PROBLEM REQUIREMENTS ::
Report only the number of lines holding "about".

GIVEN INFORMATION ::
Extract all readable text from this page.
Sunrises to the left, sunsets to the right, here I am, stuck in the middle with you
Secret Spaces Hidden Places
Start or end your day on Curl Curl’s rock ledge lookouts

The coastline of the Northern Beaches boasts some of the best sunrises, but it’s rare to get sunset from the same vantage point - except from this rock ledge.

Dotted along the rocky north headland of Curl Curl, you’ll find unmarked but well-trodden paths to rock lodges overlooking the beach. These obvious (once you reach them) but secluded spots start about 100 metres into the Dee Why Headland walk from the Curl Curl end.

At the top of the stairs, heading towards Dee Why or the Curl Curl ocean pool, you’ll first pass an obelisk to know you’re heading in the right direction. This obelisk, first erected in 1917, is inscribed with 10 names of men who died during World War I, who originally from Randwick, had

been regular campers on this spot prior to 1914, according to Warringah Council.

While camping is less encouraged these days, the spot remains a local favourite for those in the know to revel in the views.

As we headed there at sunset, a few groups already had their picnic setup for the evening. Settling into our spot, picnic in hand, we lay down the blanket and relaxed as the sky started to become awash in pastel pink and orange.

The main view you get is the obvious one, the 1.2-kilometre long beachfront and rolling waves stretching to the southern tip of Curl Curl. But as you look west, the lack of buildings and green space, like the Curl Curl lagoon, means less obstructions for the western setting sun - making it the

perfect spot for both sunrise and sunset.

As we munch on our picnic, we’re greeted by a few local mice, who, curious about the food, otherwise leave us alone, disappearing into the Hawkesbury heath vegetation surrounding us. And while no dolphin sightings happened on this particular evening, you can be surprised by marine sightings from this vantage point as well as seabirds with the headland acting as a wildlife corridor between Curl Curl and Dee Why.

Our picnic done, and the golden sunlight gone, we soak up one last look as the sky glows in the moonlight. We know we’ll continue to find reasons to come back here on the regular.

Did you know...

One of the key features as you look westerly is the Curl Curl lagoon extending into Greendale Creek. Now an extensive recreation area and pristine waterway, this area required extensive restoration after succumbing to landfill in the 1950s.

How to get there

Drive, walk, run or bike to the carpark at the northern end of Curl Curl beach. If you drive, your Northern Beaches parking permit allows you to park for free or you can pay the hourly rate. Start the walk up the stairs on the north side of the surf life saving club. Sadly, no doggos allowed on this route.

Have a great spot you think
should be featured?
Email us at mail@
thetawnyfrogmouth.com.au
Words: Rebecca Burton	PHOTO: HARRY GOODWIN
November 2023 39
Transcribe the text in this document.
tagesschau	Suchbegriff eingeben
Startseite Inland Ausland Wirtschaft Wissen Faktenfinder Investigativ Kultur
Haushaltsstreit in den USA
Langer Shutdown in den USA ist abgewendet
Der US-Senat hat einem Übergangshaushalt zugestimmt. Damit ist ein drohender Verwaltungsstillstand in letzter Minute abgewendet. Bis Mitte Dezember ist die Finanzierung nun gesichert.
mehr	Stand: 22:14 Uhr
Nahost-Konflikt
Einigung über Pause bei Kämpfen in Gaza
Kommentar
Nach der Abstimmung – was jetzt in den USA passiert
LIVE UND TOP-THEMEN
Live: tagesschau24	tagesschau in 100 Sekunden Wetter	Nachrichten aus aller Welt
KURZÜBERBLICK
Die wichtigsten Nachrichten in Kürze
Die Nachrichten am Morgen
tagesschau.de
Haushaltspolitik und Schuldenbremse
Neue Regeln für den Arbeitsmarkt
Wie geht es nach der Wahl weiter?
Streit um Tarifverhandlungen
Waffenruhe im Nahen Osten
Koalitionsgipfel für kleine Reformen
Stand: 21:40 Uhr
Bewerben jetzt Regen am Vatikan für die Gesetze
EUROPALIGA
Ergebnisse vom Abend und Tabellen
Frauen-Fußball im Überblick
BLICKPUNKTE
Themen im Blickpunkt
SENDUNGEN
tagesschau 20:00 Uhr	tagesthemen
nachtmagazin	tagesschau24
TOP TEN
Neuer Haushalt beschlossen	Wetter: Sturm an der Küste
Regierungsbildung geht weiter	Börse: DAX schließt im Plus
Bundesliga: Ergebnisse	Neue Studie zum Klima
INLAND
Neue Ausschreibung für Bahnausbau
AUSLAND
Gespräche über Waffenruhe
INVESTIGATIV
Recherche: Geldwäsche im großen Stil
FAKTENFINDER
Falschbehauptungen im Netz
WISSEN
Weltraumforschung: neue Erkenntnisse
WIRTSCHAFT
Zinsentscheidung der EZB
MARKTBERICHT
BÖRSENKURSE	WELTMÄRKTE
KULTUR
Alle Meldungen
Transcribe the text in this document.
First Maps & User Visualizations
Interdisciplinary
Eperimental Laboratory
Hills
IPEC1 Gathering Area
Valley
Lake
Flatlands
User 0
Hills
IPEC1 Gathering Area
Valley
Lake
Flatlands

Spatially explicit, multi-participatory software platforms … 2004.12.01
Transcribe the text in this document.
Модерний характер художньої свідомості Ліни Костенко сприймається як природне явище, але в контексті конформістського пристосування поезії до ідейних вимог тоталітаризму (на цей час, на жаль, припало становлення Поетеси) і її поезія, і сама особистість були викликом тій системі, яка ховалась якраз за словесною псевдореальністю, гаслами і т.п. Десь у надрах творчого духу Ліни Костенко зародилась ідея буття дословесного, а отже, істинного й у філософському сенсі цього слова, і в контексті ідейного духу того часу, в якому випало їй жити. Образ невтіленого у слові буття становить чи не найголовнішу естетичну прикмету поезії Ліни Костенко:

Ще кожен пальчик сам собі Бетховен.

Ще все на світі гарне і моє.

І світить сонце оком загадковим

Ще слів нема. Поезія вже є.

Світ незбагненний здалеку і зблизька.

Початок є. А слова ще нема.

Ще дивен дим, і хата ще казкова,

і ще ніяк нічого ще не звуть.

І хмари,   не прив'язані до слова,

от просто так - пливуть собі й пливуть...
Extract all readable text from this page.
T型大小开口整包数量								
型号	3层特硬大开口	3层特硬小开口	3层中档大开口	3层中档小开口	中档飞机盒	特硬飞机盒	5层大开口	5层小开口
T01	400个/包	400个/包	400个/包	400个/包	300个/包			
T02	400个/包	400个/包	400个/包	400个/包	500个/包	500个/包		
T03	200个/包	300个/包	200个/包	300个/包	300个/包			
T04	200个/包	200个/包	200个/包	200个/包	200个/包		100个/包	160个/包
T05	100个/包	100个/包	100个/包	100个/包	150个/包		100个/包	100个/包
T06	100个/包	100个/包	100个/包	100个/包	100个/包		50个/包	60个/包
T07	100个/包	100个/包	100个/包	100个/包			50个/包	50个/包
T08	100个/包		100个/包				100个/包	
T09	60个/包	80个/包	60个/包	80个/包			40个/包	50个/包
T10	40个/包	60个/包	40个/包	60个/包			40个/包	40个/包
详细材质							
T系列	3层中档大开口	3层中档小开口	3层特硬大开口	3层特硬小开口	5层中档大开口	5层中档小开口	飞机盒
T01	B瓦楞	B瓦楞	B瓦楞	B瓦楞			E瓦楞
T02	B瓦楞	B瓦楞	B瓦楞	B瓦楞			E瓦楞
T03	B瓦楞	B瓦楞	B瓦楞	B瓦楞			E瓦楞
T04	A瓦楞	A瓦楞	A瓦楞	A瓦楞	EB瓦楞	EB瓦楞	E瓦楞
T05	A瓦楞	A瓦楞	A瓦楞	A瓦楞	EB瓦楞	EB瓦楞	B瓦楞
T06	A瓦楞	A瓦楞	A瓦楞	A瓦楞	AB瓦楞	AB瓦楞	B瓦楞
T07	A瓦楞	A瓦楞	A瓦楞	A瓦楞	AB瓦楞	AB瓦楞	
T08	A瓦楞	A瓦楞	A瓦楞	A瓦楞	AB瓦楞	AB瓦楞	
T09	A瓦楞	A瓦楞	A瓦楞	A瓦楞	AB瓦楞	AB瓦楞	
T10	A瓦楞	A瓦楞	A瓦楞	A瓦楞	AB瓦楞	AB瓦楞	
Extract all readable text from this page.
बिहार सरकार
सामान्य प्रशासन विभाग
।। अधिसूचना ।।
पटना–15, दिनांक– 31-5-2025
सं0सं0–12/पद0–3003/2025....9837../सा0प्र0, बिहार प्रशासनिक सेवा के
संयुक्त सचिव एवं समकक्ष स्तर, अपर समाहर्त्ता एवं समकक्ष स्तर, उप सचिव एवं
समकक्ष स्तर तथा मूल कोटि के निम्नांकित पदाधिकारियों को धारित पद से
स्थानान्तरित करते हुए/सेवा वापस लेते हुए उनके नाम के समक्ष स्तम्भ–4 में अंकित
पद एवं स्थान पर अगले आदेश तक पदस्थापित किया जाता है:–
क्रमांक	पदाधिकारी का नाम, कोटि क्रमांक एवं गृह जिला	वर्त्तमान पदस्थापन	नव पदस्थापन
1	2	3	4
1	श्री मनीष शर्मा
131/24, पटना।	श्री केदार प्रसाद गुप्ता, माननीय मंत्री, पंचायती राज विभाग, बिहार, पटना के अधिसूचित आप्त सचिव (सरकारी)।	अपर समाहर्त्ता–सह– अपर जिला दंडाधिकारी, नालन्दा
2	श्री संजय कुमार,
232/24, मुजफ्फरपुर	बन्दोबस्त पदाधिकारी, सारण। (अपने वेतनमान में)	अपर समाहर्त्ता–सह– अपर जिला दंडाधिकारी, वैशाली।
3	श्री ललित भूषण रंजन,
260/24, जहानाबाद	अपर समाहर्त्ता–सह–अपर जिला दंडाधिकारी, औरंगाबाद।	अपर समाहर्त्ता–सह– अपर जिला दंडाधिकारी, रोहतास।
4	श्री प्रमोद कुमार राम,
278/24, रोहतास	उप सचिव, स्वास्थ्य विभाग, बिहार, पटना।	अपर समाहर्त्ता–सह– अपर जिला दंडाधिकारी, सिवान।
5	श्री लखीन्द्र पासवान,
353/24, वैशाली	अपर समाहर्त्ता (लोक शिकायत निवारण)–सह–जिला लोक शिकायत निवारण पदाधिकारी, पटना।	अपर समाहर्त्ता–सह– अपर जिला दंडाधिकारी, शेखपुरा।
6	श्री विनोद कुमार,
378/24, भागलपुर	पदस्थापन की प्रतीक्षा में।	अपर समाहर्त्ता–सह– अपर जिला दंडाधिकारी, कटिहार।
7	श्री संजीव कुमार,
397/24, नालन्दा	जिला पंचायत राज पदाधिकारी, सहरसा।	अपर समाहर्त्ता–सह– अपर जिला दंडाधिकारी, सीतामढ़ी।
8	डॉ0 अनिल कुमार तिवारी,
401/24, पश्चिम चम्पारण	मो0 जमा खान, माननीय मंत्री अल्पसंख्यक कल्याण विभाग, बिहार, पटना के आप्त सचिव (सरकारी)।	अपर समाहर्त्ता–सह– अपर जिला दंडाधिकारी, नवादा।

COMPLETED TASK ::
2